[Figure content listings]
········

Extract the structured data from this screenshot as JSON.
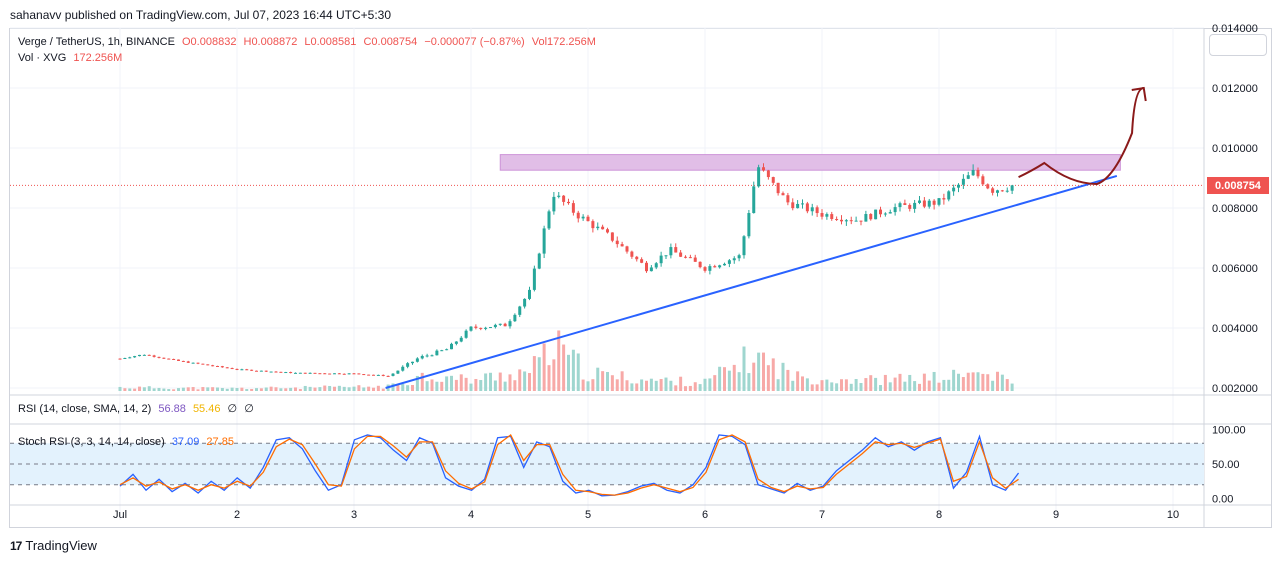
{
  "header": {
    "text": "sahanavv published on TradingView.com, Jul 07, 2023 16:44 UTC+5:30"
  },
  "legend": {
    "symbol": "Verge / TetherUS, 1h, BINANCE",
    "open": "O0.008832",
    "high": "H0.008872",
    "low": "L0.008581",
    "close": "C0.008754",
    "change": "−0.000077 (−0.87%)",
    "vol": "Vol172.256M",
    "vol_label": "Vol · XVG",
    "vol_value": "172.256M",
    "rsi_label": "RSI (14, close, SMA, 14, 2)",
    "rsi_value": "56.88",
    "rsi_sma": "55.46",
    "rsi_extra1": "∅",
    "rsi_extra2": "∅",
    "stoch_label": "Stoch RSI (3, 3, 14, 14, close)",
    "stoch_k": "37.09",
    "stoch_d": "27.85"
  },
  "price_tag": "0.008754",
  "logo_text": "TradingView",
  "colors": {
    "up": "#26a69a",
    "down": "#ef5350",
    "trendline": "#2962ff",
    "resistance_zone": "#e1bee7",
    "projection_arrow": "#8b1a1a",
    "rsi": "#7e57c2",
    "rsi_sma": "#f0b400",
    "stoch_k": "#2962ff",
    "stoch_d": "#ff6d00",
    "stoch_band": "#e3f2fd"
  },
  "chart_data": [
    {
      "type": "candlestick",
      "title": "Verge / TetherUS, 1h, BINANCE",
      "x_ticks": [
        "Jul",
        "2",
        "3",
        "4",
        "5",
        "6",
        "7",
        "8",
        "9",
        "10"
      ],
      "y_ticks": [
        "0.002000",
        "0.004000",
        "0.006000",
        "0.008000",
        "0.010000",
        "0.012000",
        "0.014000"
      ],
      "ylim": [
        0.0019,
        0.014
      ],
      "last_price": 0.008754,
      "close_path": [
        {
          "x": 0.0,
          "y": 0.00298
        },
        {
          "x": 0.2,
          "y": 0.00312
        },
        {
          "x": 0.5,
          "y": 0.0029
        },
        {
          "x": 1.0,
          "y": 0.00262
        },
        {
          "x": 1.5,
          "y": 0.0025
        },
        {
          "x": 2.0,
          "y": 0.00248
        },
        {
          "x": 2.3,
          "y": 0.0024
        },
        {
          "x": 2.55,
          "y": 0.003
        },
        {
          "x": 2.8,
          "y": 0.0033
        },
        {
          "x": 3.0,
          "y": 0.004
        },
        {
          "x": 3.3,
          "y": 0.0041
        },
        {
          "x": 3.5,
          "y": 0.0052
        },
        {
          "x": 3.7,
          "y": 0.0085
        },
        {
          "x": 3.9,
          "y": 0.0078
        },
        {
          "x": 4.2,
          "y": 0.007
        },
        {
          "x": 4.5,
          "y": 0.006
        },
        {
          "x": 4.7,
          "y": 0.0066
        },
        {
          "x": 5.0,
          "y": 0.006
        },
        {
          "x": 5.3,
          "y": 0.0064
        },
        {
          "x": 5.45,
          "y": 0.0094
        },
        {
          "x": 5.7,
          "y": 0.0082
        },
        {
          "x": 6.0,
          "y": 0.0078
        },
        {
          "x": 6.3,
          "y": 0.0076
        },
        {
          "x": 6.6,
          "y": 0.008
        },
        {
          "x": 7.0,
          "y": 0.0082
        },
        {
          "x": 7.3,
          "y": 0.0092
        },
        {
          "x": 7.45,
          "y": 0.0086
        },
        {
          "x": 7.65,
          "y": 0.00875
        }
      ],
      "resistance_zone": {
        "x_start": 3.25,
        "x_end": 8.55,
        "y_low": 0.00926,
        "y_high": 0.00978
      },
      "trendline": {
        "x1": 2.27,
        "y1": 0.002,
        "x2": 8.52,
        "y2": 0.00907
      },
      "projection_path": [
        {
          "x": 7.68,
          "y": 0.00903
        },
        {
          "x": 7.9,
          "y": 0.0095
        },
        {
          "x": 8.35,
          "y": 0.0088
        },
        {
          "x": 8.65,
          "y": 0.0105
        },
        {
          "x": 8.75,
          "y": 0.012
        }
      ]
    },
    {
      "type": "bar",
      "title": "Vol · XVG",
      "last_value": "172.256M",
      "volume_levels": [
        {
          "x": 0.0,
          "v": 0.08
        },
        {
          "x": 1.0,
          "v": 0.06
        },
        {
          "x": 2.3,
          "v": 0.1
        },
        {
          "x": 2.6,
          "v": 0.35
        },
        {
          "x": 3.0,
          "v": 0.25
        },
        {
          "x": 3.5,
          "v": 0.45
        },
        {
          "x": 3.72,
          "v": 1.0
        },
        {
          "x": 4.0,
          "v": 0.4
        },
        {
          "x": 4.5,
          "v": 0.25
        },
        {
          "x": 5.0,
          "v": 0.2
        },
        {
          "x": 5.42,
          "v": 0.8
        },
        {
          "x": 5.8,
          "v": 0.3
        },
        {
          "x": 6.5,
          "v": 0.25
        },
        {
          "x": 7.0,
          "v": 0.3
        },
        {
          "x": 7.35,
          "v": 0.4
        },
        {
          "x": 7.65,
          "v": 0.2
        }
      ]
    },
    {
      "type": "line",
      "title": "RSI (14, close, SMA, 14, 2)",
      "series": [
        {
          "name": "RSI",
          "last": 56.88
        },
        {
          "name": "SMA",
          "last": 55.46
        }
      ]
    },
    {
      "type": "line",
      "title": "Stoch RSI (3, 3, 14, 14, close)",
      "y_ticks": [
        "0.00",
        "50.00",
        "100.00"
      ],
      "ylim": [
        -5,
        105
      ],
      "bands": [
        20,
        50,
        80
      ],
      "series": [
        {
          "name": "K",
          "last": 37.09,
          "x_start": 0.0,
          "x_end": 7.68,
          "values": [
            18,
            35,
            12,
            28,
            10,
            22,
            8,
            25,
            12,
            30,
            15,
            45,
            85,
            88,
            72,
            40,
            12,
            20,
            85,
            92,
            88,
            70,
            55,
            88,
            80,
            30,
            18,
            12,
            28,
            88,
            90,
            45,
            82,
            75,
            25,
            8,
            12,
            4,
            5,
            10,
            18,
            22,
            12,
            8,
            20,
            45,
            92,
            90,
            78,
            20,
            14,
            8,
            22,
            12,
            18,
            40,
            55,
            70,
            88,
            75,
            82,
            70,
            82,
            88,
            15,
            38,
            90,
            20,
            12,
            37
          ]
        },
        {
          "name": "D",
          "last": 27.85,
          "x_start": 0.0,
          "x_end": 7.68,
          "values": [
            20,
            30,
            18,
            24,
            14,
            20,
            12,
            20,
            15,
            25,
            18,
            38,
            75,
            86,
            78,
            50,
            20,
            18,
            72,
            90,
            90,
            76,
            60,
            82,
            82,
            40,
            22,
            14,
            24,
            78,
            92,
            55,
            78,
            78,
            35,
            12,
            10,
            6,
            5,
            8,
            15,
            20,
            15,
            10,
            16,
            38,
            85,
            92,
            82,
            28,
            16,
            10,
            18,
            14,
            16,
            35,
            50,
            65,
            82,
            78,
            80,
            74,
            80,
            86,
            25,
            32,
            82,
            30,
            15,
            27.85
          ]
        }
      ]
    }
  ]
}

········

Exercise goal: Copy the material exactly. Do not include the pictures.

Problem solution:
Extract the structured data from this screenshot as JSON.
{
  "header": {
    "text": "sahanavv published on TradingView.com, Jul 07, 2023 16:44 UTC+5:30"
  },
  "legend": {
    "symbol": "Verge / TetherUS, 1h, BINANCE",
    "open": "O0.008832",
    "high": "H0.008872",
    "low": "L0.008581",
    "close": "C0.008754",
    "change": "−0.000077 (−0.87%)",
    "vol": "Vol172.256M",
    "vol_label": "Vol · XVG",
    "vol_value": "172.256M",
    "rsi_label": "RSI (14, close, SMA, 14, 2)",
    "rsi_value": "56.88",
    "rsi_sma": "55.46",
    "rsi_extra1": "∅",
    "rsi_extra2": "∅",
    "stoch_label": "Stoch RSI (3, 3, 14, 14, close)",
    "stoch_k": "37.09",
    "stoch_d": "27.85"
  },
  "price_tag": "0.008754",
  "logo_text": "TradingView",
  "colors": {
    "up": "#26a69a",
    "down": "#ef5350",
    "trendline": "#2962ff",
    "resistance_zone": "#e1bee7",
    "projection_arrow": "#8b1a1a",
    "rsi": "#7e57c2",
    "rsi_sma": "#f0b400",
    "stoch_k": "#2962ff",
    "stoch_d": "#ff6d00",
    "stoch_band": "#e3f2fd"
  },
  "chart_data": [
    {
      "type": "candlestick",
      "title": "Verge / TetherUS, 1h, BINANCE",
      "x_ticks": [
        "Jul",
        "2",
        "3",
        "4",
        "5",
        "6",
        "7",
        "8",
        "9",
        "10"
      ],
      "y_ticks": [
        "0.002000",
        "0.004000",
        "0.006000",
        "0.008000",
        "0.010000",
        "0.012000",
        "0.014000"
      ],
      "ylim": [
        0.0019,
        0.014
      ],
      "last_price": 0.008754,
      "close_path": [
        {
          "x": 0.0,
          "y": 0.00298
        },
        {
          "x": 0.2,
          "y": 0.00312
        },
        {
          "x": 0.5,
          "y": 0.0029
        },
        {
          "x": 1.0,
          "y": 0.00262
        },
        {
          "x": 1.5,
          "y": 0.0025
        },
        {
          "x": 2.0,
          "y": 0.00248
        },
        {
          "x": 2.3,
          "y": 0.0024
        },
        {
          "x": 2.55,
          "y": 0.003
        },
        {
          "x": 2.8,
          "y": 0.0033
        },
        {
          "x": 3.0,
          "y": 0.004
        },
        {
          "x": 3.3,
          "y": 0.0041
        },
        {
          "x": 3.5,
          "y": 0.0052
        },
        {
          "x": 3.7,
          "y": 0.0085
        },
        {
          "x": 3.9,
          "y": 0.0078
        },
        {
          "x": 4.2,
          "y": 0.007
        },
        {
          "x": 4.5,
          "y": 0.006
        },
        {
          "x": 4.7,
          "y": 0.0066
        },
        {
          "x": 5.0,
          "y": 0.006
        },
        {
          "x": 5.3,
          "y": 0.0064
        },
        {
          "x": 5.45,
          "y": 0.0094
        },
        {
          "x": 5.7,
          "y": 0.0082
        },
        {
          "x": 6.0,
          "y": 0.0078
        },
        {
          "x": 6.3,
          "y": 0.0076
        },
        {
          "x": 6.6,
          "y": 0.008
        },
        {
          "x": 7.0,
          "y": 0.0082
        },
        {
          "x": 7.3,
          "y": 0.0092
        },
        {
          "x": 7.45,
          "y": 0.0086
        },
        {
          "x": 7.65,
          "y": 0.00875
        }
      ],
      "resistance_zone": {
        "x_start": 3.25,
        "x_end": 8.55,
        "y_low": 0.00926,
        "y_high": 0.00978
      },
      "trendline": {
        "x1": 2.27,
        "y1": 0.002,
        "x2": 8.52,
        "y2": 0.00907
      },
      "projection_path": [
        {
          "x": 7.68,
          "y": 0.00903
        },
        {
          "x": 7.9,
          "y": 0.0095
        },
        {
          "x": 8.35,
          "y": 0.0088
        },
        {
          "x": 8.65,
          "y": 0.0105
        },
        {
          "x": 8.75,
          "y": 0.012
        }
      ]
    },
    {
      "type": "bar",
      "title": "Vol · XVG",
      "last_value": "172.256M",
      "volume_levels": [
        {
          "x": 0.0,
          "v": 0.08
        },
        {
          "x": 1.0,
          "v": 0.06
        },
        {
          "x": 2.3,
          "v": 0.1
        },
        {
          "x": 2.6,
          "v": 0.35
        },
        {
          "x": 3.0,
          "v": 0.25
        },
        {
          "x": 3.5,
          "v": 0.45
        },
        {
          "x": 3.72,
          "v": 1.0
        },
        {
          "x": 4.0,
          "v": 0.4
        },
        {
          "x": 4.5,
          "v": 0.25
        },
        {
          "x": 5.0,
          "v": 0.2
        },
        {
          "x": 5.42,
          "v": 0.8
        },
        {
          "x": 5.8,
          "v": 0.3
        },
        {
          "x": 6.5,
          "v": 0.25
        },
        {
          "x": 7.0,
          "v": 0.3
        },
        {
          "x": 7.35,
          "v": 0.4
        },
        {
          "x": 7.65,
          "v": 0.2
        }
      ]
    },
    {
      "type": "line",
      "title": "RSI (14, close, SMA, 14, 2)",
      "series": [
        {
          "name": "RSI",
          "last": 56.88
        },
        {
          "name": "SMA",
          "last": 55.46
        }
      ]
    },
    {
      "type": "line",
      "title": "Stoch RSI (3, 3, 14, 14, close)",
      "y_ticks": [
        "0.00",
        "50.00",
        "100.00"
      ],
      "ylim": [
        -5,
        105
      ],
      "bands": [
        20,
        50,
        80
      ],
      "series": [
        {
          "name": "K",
          "last": 37.09,
          "x_start": 0.0,
          "x_end": 7.68,
          "values": [
            18,
            35,
            12,
            28,
            10,
            22,
            8,
            25,
            12,
            30,
            15,
            45,
            85,
            88,
            72,
            40,
            12,
            20,
            85,
            92,
            88,
            70,
            55,
            88,
            80,
            30,
            18,
            12,
            28,
            88,
            90,
            45,
            82,
            75,
            25,
            8,
            12,
            4,
            5,
            10,
            18,
            22,
            12,
            8,
            20,
            45,
            92,
            90,
            78,
            20,
            14,
            8,
            22,
            12,
            18,
            40,
            55,
            70,
            88,
            75,
            82,
            70,
            82,
            88,
            15,
            38,
            90,
            20,
            12,
            37
          ]
        },
        {
          "name": "D",
          "last": 27.85,
          "x_start": 0.0,
          "x_end": 7.68,
          "values": [
            20,
            30,
            18,
            24,
            14,
            20,
            12,
            20,
            15,
            25,
            18,
            38,
            75,
            86,
            78,
            50,
            20,
            18,
            72,
            90,
            90,
            76,
            60,
            82,
            82,
            40,
            22,
            14,
            24,
            78,
            92,
            55,
            78,
            78,
            35,
            12,
            10,
            6,
            5,
            8,
            15,
            20,
            15,
            10,
            16,
            38,
            85,
            92,
            82,
            28,
            16,
            10,
            18,
            14,
            16,
            35,
            50,
            65,
            82,
            78,
            80,
            74,
            80,
            86,
            25,
            32,
            82,
            30,
            15,
            27.85
          ]
        }
      ]
    }
  ]
}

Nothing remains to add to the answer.